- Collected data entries
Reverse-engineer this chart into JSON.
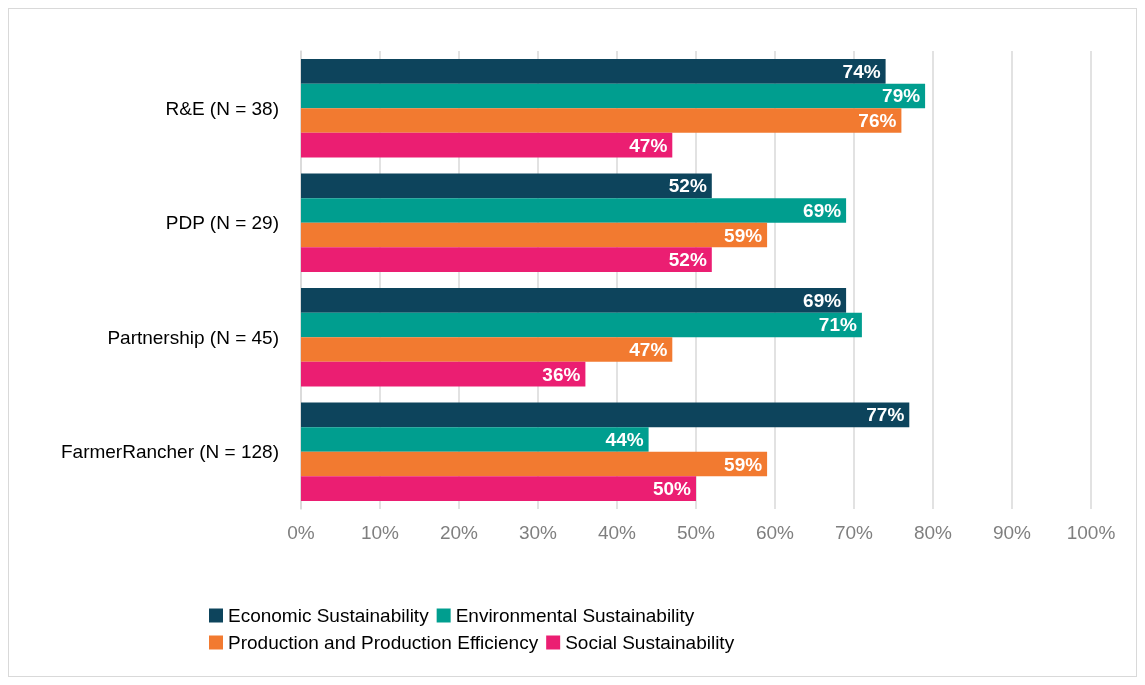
{
  "chart_data": {
    "type": "bar",
    "orientation": "horizontal",
    "categories": [
      "R&E (N = 38)",
      "PDP (N = 29)",
      "Partnership (N = 45)",
      "FarmerRancher (N = 128)"
    ],
    "series": [
      {
        "name": "Economic Sustainability",
        "color": "#0d445c",
        "values": [
          74,
          52,
          69,
          77
        ],
        "value_labels": [
          "74%",
          "52%",
          "69%",
          "77%"
        ]
      },
      {
        "name": "Environmental Sustainability",
        "color": "#009e8f",
        "values": [
          79,
          69,
          71,
          44
        ],
        "value_labels": [
          "79%",
          "69%",
          "71%",
          "44%"
        ]
      },
      {
        "name": "Production and Production Efficiency",
        "color": "#f27a30",
        "values": [
          76,
          59,
          47,
          59
        ],
        "value_labels": [
          "76%",
          "59%",
          "47%",
          "59%"
        ]
      },
      {
        "name": "Social Sustainability",
        "color": "#eb1e72",
        "values": [
          47,
          52,
          36,
          50
        ],
        "value_labels": [
          "47%",
          "52%",
          "36%",
          "50%"
        ]
      }
    ],
    "xlim": [
      0,
      100
    ],
    "xticks": [
      {
        "value": 0,
        "label": "0%"
      },
      {
        "value": 10,
        "label": "10%"
      },
      {
        "value": 20,
        "label": "20%"
      },
      {
        "value": 30,
        "label": "30%"
      },
      {
        "value": 40,
        "label": "40%"
      },
      {
        "value": 50,
        "label": "50%"
      },
      {
        "value": 60,
        "label": "60%"
      },
      {
        "value": 70,
        "label": "70%"
      },
      {
        "value": 80,
        "label": "80%"
      },
      {
        "value": 90,
        "label": "90%"
      },
      {
        "value": 100,
        "label": "100%"
      }
    ],
    "grid": "x",
    "legend": "bottom"
  }
}
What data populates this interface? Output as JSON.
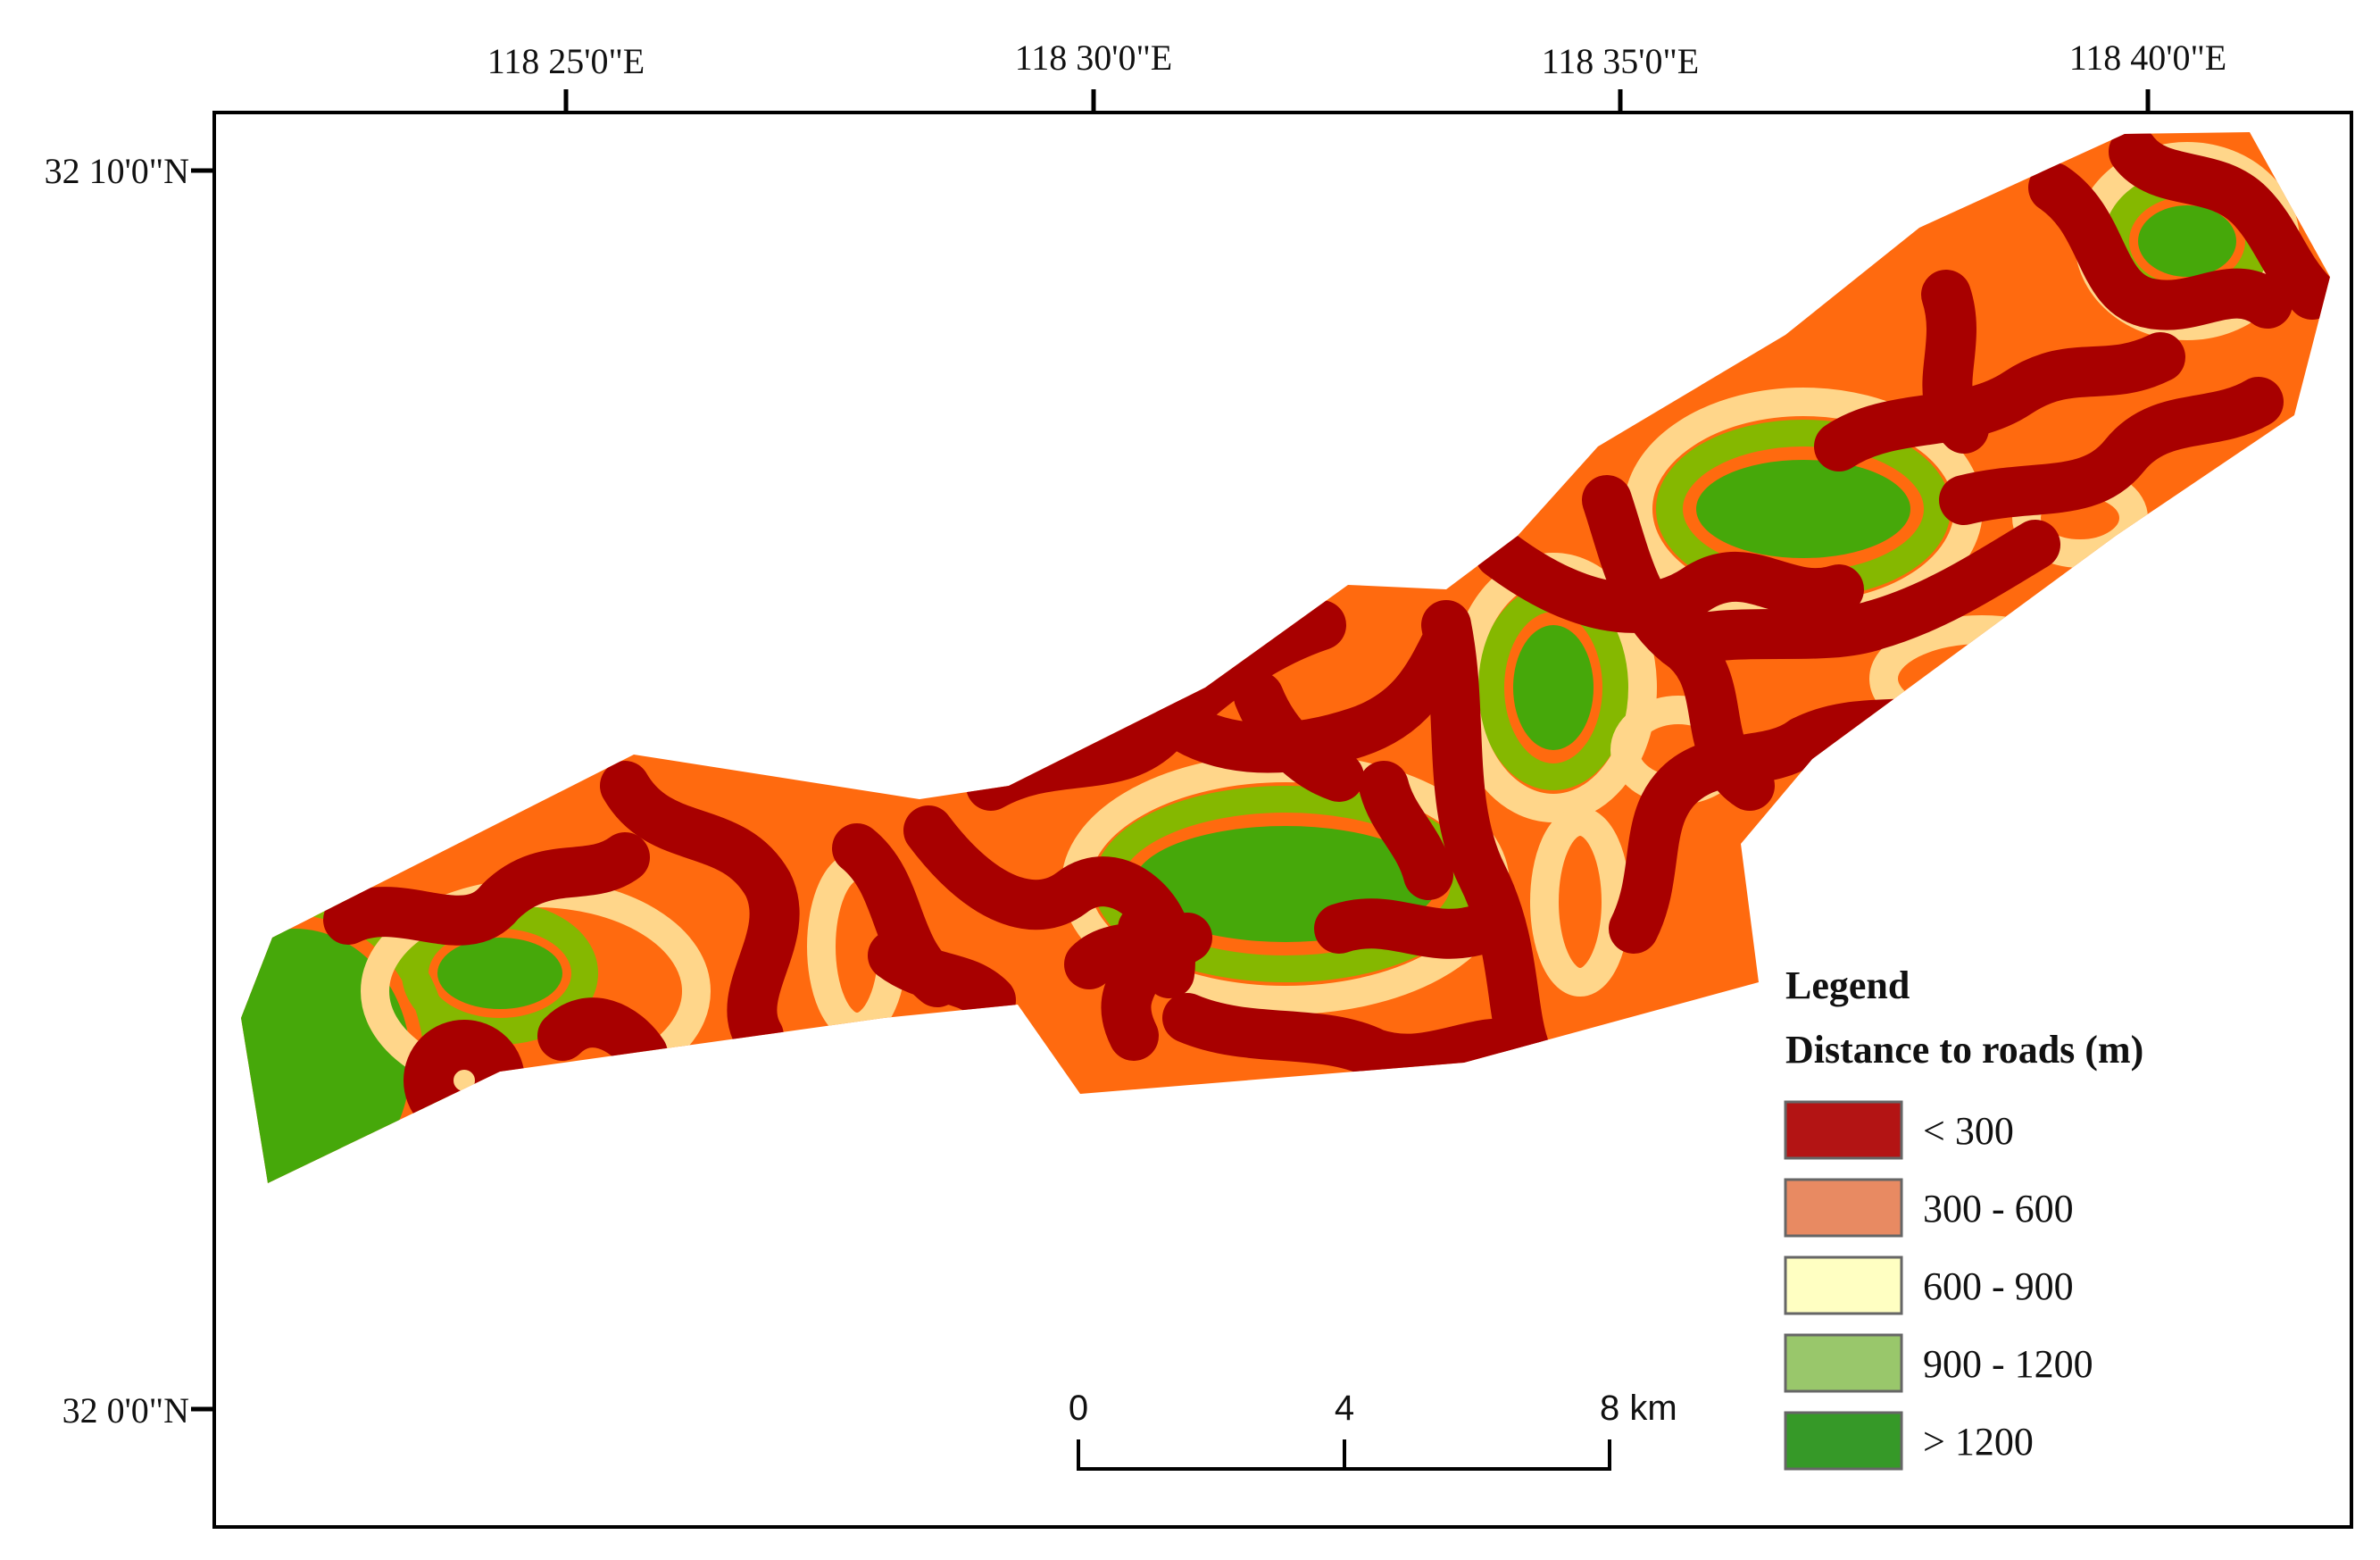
{
  "longitude_labels": [
    "118  25'0\"E",
    "118  30'0\"E",
    "118  35'0\"E",
    "118  40'0\"E"
  ],
  "latitude_labels": [
    "32  10'0\"N",
    "32  0'0\"N"
  ],
  "legend": {
    "title": "Legend",
    "subtitle": "Distance to roads (m)",
    "items": [
      {
        "label": "< 300",
        "color": "#b31414"
      },
      {
        "label": "300 - 600",
        "color": "#e88a62"
      },
      {
        "label": "600 - 900",
        "color": "#ffffc2"
      },
      {
        "label": "900 - 1200",
        "color": "#99c76b"
      },
      {
        "label": "> 1200",
        "color": "#369928"
      }
    ]
  },
  "scale_bar": {
    "labels": [
      "0",
      "4",
      "8 km"
    ]
  },
  "colors": {
    "zone_lt300": "#a80000",
    "zone_300_600": "#ff6a0f",
    "zone_600_900": "#ffd68a",
    "zone_900_1200": "#85b800",
    "zone_gt1200": "#46a80a"
  }
}
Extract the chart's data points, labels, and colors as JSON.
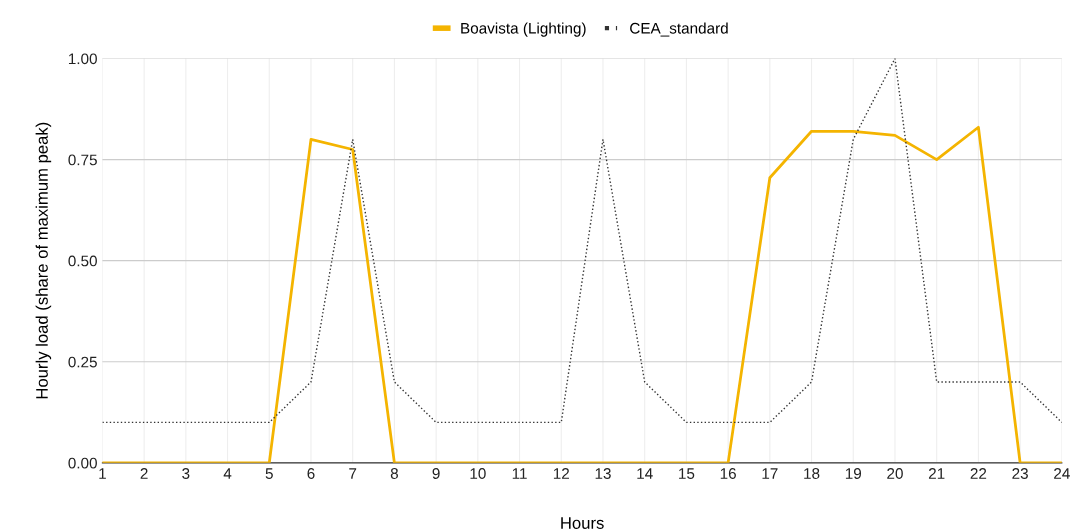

- YOUR GOAL
Search the data for "name" and list every line in which it occurs.

- OUTPUT FOR THIS TASK
        "name": "Economic Sustainability",
        "name": "Environmental Sustainability",
        "name": "Production and Production Efficiency",
        "name": "Social Sustainability",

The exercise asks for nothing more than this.